• Given exercise 1:
List every organization or institution named by its proper name in the passage on the court challenge to Wisconsin's domestic partner law.
• Given exercise 2:
Summarize the passage on the court challenge to Wisconsin's domestic partner law in two sentences.
• Given exercise 3:
Carry on the passage about the court challenge to Wisconsin's domestic partner law, picking up right after its final sentence.

Board members of Wisconsin Family Action had asked the Wisconsin Supreme Court to strike down the domestic partner law as inconsistent with the amendment to the state constitution that bans same-sex couples from marriage. The dismissal of the case by the Wisconsin Supreme Court means that these petitioners may not begin their case in the Wisconsin Supreme Court but may re-file their case in a circuit court (lower court), where both sides will be able to have a trial and present evidence to support their cases.

“The Wisconsin Supreme Court did the right thing rejecting this premature and ill-defined challenge. If the petitioners want to deprive thousands of families of some very basic protections, they should not be allowed to short-circuit the legal process of proving their case to a trial judge,” said Larry Dupuis, Legal Director of the ACLU of Wisconsin. “We’re certain that if we end up having to deal with these arguments in a trial, we’ll be able to show how the limited protections offered by the domestic partnership registry in no way violate the marriage ban.”

• Material provided:
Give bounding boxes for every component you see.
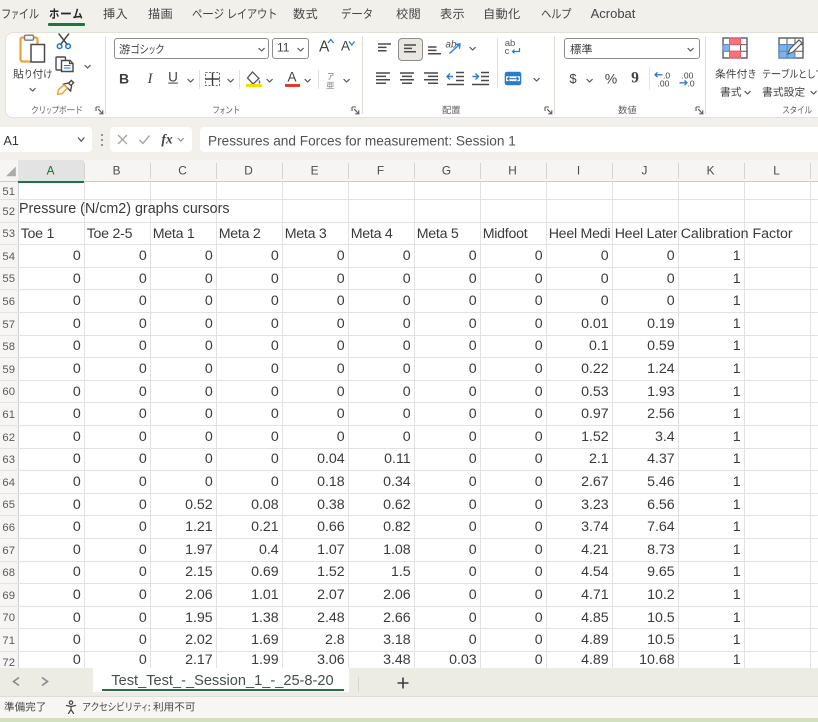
svg-text:.0: .0: [688, 79, 695, 88]
svg-text:.00: .00: [658, 79, 670, 88]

• Final result 1:
Wisconsin Family Action
Wisconsin Supreme Court
ACLU of Wisconsin

• Final result 2:
The Wisconsin Supreme Court dismissed a case in which board members of Wisconsin Family Action asked it to strike down the domestic partner law as inconsistent with the constitutional amendment banning same-sex couples from marriage, though the petitioners may re-file in a circuit court, where both sides can present evidence at trial. Larry Dupuis, Legal Director of the ACLU of Wisconsin, praised the dismissal and said that at any trial the ACLU expects to show that the domestic partnership registry's limited protections do not violate the marriage ban.

• Final result 3:
The five couples represented by the ACLU had asked the court to let them join the lawsuit so that they could help defend the law. That motion was denied as moot, since the lawsuit was dismissed. Fair Wisconsin, an LGBT advocacy organization whose members include same-sex couples who have registered as domestic partners under the new law, also sought to intervene in the lawsuit to help defend the law.

In addition to Dupuis and Knight, the legal team representing the couples includes Linda Hansen, David Froiland, Jason Plowman, Daniel Manna and David Goroff of Foley & Lardner, LLP.

Additional information about the ACLU’s motion, including bios and photographs of the couples, the legal documents filed and a fact sheet containing some of the comments made by the anti-gay activists seeking to strike the law, is available at https://www.aclu.org/lgbt-rights/appling-v-doyle-case-profile.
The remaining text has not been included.